▸ THE REQUEST: Pictures do not belong in the copy. Return all of the entries exactly.

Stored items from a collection
- - -

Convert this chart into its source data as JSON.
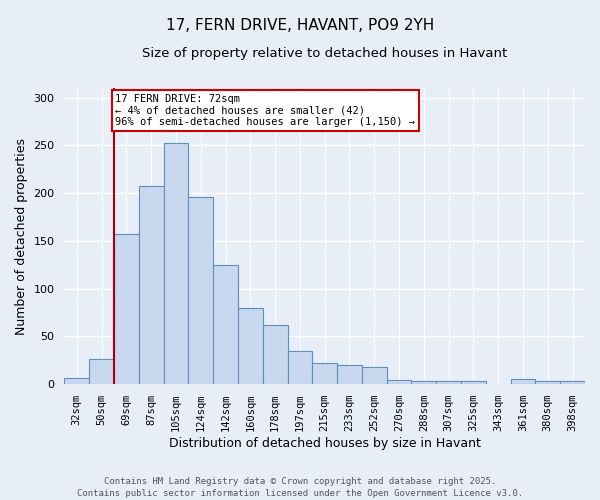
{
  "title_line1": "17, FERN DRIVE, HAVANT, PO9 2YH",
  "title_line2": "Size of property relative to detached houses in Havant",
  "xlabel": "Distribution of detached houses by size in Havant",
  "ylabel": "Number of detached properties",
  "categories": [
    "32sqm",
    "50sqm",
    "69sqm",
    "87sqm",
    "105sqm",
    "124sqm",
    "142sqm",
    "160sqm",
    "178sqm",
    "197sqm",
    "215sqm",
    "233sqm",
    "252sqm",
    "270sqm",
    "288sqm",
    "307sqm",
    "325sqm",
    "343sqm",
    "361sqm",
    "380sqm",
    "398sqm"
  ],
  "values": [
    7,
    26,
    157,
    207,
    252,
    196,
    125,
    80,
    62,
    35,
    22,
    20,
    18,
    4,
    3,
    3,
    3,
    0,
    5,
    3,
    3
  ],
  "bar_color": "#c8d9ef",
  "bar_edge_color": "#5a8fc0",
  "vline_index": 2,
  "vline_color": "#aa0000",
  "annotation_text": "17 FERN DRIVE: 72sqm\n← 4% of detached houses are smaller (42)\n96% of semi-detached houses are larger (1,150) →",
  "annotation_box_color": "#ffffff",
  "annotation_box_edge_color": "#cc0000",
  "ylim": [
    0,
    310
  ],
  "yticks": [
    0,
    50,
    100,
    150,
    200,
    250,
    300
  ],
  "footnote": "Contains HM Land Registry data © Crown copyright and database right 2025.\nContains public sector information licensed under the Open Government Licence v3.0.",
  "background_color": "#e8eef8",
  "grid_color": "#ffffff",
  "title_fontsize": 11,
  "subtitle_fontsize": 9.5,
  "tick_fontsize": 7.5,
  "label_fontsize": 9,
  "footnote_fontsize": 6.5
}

- - -

▸ ANSWER:
Convert this chart into its source data as JSON.
{
  "title_line1": "17, FERN DRIVE, HAVANT, PO9 2YH",
  "title_line2": "Size of property relative to detached houses in Havant",
  "xlabel": "Distribution of detached houses by size in Havant",
  "ylabel": "Number of detached properties",
  "categories": [
    "32sqm",
    "50sqm",
    "69sqm",
    "87sqm",
    "105sqm",
    "124sqm",
    "142sqm",
    "160sqm",
    "178sqm",
    "197sqm",
    "215sqm",
    "233sqm",
    "252sqm",
    "270sqm",
    "288sqm",
    "307sqm",
    "325sqm",
    "343sqm",
    "361sqm",
    "380sqm",
    "398sqm"
  ],
  "values": [
    7,
    26,
    157,
    207,
    252,
    196,
    125,
    80,
    62,
    35,
    22,
    20,
    18,
    4,
    3,
    3,
    3,
    0,
    5,
    3,
    3
  ],
  "bar_color": "#c8d9ef",
  "bar_edge_color": "#5a8fc0",
  "vline_index": 2,
  "vline_color": "#aa0000",
  "annotation_text": "17 FERN DRIVE: 72sqm\n← 4% of detached houses are smaller (42)\n96% of semi-detached houses are larger (1,150) →",
  "annotation_box_color": "#ffffff",
  "annotation_box_edge_color": "#cc0000",
  "ylim": [
    0,
    310
  ],
  "yticks": [
    0,
    50,
    100,
    150,
    200,
    250,
    300
  ],
  "footnote": "Contains HM Land Registry data © Crown copyright and database right 2025.\nContains public sector information licensed under the Open Government Licence v3.0.",
  "background_color": "#e8eef8",
  "grid_color": "#ffffff",
  "title_fontsize": 11,
  "subtitle_fontsize": 9.5,
  "tick_fontsize": 7.5,
  "label_fontsize": 9,
  "footnote_fontsize": 6.5
}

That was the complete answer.